begin

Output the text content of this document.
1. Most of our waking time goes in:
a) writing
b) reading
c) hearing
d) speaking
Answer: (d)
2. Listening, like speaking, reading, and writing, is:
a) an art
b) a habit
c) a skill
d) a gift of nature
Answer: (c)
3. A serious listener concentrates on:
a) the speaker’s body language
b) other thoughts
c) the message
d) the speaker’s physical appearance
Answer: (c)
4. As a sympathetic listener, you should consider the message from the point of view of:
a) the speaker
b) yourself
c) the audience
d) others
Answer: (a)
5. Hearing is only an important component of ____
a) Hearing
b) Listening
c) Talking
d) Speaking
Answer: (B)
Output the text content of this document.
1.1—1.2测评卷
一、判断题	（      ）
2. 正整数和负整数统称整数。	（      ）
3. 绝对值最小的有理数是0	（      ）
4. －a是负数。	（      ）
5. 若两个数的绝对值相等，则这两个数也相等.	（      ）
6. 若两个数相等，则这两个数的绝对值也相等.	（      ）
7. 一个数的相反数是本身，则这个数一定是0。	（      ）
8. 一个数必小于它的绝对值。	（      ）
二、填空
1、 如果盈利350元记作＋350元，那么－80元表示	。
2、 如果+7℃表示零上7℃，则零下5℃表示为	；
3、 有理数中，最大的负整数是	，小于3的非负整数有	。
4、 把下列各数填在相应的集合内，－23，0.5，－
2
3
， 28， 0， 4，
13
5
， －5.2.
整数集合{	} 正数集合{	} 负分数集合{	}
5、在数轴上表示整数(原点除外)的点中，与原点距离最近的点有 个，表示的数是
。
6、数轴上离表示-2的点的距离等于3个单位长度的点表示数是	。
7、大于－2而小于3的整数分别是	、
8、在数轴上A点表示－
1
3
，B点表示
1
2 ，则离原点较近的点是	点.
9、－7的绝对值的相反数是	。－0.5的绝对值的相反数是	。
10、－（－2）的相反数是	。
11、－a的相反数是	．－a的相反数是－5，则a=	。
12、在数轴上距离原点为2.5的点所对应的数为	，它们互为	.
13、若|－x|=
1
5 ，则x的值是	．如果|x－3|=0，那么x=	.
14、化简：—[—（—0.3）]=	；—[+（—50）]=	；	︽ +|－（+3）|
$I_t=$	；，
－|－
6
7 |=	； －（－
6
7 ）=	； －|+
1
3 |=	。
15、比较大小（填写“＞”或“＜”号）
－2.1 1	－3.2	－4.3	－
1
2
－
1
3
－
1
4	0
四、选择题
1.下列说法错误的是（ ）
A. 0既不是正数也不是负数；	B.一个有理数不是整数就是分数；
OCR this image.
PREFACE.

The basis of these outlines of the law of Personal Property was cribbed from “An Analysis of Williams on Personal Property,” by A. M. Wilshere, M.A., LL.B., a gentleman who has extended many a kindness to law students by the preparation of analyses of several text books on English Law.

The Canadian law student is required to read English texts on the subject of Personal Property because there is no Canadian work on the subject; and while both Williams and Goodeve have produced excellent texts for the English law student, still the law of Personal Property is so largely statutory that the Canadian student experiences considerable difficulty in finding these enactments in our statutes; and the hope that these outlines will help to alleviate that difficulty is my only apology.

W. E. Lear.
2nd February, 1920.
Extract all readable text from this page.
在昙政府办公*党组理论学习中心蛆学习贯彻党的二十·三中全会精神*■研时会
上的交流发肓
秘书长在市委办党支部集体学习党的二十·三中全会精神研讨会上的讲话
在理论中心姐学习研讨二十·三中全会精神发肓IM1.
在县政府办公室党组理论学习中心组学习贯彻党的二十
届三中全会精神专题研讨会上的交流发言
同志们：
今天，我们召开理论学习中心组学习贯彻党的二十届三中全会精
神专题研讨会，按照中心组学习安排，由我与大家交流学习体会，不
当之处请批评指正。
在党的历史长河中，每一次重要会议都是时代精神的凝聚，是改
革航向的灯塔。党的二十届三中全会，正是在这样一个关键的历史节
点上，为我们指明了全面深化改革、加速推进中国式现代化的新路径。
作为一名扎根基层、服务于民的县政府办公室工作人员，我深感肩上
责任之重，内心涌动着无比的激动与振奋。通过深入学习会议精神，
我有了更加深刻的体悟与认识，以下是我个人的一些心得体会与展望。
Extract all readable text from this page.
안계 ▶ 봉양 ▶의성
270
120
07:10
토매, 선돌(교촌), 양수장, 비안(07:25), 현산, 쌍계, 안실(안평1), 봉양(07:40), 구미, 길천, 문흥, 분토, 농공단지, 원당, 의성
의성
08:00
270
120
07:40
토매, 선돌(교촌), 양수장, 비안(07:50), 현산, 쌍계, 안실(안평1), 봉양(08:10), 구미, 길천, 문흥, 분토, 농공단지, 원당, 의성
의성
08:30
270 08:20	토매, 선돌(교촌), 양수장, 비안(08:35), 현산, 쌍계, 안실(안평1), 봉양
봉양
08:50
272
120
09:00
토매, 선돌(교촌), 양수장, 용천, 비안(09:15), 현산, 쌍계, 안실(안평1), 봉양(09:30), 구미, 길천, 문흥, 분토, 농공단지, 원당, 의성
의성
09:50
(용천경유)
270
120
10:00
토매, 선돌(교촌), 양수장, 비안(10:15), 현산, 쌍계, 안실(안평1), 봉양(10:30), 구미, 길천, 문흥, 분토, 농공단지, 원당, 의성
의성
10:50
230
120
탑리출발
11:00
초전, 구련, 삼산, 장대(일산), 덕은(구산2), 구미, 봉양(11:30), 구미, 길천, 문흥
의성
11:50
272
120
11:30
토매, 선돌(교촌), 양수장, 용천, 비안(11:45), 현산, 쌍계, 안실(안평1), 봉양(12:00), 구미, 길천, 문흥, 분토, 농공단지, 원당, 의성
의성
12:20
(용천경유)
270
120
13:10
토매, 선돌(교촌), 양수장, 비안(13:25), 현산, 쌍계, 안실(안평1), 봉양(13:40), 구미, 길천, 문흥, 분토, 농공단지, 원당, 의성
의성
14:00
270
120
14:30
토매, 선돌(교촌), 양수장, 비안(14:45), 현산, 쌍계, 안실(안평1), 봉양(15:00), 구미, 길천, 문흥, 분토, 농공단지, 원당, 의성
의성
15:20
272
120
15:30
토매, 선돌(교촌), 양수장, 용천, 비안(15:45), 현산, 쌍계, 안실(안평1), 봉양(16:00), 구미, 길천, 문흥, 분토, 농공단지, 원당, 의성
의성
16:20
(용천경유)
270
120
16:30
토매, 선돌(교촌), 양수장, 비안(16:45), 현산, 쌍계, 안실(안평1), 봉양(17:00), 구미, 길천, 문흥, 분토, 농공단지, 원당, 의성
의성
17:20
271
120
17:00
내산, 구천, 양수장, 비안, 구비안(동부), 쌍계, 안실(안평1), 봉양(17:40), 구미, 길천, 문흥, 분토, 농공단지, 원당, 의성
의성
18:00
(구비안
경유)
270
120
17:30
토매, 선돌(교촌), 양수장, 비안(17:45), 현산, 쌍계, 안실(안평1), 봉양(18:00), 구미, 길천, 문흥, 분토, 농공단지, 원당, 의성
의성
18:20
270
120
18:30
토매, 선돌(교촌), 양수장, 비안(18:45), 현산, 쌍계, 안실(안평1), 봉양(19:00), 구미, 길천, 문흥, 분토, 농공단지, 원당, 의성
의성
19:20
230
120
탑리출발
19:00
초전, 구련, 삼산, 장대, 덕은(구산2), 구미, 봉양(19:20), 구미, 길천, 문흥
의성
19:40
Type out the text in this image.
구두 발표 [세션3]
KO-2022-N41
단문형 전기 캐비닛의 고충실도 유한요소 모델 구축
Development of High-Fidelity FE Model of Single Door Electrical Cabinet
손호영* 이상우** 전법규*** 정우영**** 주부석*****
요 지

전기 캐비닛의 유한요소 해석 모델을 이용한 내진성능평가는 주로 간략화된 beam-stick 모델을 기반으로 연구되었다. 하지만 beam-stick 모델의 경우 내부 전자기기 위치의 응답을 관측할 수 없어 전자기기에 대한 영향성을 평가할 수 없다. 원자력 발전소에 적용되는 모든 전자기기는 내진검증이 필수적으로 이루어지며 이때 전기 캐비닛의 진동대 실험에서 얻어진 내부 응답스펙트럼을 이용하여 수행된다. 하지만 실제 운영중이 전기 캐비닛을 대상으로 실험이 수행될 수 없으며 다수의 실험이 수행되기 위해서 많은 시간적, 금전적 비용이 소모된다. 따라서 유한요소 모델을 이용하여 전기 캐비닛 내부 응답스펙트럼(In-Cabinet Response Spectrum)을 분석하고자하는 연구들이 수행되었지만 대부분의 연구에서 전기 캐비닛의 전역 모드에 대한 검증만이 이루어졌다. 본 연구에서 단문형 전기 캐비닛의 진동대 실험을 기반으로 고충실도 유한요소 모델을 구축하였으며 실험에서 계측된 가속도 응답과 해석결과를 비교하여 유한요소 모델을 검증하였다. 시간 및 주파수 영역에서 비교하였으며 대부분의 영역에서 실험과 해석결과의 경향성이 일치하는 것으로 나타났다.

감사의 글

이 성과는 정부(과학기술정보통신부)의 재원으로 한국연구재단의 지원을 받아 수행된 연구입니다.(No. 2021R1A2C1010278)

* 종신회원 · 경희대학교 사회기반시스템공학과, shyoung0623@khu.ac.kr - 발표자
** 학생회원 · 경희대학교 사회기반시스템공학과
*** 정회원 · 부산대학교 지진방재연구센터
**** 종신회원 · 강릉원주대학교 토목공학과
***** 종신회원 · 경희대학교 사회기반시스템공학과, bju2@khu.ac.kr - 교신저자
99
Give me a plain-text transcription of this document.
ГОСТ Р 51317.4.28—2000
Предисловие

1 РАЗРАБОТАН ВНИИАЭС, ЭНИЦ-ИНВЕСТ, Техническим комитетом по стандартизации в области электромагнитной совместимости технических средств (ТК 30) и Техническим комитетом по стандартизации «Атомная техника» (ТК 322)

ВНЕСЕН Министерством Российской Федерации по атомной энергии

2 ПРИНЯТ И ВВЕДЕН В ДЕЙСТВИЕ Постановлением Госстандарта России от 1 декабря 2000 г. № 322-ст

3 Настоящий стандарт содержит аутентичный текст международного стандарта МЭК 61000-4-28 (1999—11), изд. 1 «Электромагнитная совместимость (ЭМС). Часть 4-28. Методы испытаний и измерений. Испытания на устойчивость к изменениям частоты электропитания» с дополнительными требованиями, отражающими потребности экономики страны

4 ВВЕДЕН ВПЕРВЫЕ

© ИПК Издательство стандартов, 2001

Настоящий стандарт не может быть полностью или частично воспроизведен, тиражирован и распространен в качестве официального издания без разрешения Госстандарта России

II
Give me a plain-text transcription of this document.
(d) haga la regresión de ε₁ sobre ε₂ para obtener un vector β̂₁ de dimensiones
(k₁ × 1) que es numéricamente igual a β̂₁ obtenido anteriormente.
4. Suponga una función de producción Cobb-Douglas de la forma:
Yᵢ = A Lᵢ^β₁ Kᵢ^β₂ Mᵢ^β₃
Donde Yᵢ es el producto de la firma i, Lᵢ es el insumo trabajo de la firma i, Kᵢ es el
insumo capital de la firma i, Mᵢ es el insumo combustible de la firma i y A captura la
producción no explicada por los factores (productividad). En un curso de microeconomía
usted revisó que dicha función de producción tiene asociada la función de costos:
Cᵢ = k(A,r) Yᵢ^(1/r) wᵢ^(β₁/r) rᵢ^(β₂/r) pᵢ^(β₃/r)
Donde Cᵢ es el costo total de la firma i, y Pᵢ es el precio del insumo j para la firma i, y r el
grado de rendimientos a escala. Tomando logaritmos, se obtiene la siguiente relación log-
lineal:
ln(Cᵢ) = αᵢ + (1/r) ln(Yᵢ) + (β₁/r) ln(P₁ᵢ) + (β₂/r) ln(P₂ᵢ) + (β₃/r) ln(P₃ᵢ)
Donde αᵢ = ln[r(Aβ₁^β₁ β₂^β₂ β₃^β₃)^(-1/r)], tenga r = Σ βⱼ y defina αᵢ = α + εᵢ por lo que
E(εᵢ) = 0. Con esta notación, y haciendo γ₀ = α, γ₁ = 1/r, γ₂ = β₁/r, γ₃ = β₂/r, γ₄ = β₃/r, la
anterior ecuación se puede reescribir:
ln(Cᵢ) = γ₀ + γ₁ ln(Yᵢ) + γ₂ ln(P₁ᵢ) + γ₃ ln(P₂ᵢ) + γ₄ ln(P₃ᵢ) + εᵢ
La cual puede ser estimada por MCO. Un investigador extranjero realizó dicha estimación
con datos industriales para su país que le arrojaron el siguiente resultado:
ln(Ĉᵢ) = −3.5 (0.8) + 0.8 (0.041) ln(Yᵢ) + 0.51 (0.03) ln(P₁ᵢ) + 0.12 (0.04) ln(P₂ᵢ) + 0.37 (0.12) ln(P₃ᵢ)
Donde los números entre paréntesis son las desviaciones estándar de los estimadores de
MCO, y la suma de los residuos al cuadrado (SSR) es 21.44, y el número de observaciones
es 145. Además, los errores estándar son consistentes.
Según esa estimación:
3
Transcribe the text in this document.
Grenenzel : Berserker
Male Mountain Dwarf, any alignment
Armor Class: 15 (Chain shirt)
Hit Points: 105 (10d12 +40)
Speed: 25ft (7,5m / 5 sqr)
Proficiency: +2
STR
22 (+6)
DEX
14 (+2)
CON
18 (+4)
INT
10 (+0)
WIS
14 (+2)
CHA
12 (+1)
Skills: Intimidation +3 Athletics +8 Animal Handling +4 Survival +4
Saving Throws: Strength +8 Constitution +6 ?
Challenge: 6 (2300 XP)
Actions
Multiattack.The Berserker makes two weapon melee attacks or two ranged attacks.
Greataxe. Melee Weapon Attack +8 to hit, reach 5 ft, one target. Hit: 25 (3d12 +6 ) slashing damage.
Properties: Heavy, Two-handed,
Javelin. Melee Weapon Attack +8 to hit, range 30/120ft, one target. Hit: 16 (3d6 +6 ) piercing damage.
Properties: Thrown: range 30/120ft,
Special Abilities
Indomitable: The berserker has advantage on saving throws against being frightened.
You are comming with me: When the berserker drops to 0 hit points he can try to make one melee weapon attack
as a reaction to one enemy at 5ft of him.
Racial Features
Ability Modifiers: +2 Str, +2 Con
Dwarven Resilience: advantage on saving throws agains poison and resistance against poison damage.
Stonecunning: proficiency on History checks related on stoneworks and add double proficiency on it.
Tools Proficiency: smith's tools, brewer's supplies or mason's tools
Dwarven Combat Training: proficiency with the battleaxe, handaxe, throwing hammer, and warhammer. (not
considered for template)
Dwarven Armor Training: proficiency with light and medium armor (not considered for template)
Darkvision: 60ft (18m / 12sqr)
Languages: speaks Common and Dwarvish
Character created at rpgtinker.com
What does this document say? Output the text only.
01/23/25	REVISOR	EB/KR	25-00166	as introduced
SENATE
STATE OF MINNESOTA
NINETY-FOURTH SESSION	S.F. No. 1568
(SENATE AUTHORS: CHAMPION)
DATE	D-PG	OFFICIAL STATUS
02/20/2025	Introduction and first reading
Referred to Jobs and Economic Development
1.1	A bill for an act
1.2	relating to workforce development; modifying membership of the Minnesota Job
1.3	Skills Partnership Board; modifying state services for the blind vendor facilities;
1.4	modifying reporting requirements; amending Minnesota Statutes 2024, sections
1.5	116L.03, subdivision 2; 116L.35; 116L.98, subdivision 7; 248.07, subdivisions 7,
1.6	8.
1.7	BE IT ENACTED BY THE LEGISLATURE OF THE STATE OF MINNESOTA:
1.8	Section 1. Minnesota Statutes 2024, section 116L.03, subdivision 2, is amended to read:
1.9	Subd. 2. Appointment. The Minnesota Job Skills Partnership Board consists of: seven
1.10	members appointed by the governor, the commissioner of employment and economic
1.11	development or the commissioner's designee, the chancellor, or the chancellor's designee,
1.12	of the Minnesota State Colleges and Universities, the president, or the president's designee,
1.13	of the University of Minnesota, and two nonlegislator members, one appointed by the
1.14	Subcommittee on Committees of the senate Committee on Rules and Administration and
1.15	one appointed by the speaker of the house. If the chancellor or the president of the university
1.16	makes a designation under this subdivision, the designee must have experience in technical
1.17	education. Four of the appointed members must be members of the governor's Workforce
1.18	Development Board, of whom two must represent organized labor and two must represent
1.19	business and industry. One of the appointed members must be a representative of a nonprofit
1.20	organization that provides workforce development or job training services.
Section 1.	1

end

# WHAT THE TASK ASKS:
Which lines above hold the word "캐비닛의"? Copy each of them.

# TASK ANSWER:
단문형 전기 캐비닛의 고충실도 유한요소 모델 구축
전기 캐비닛의 유한요소 해석 모델을 이용한 내진성능평가는 주로 간략화된 beam-stick 모델을 기반으로 연구되었다. 하지만 beam-stick 모델의 경우 내부 전자기기 위치의 응답을 관측할 수 없어 전자기기에 대한 영향성을 평가할 수 없다. 원자력 발전소에 적용되는 모든 전자기기는 내진검증이 필수적으로 이루어지며 이때 전기 캐비닛의 진동대 실험에서 얻어진 내부 응답스펙트럼을 이용하여 수행된다. 하지만 실제 운영중이 전기 캐비닛을 대상으로 실험이 수행될 수 없으며 다수의 실험이 수행되기 위해서 많은 시간적, 금전적 비용이 소모된다. 따라서 유한요소 모델을 이용하여 전기 캐비닛 내부 응답스펙트럼(In-Cabinet Response Spectrum)을 분석하고자하는 연구들이 수행되었지만 대부분의 연구에서 전기 캐비닛의 전역 모드에 대한 검증만이 이루어졌다. 본 연구에서 단문형 전기 캐비닛의 진동대 실험을 기반으로 고충실도 유한요소 모델을 구축하였으며 실험에서 계측된 가속도 응답과 해석결과를 비교하여 유한요소 모델을 검증하였다. 시간 및 주파수 영역에서 비교하였으며 대부분의 영역에서 실험과 해석결과의 경향성이 일치하는 것으로 나타났다.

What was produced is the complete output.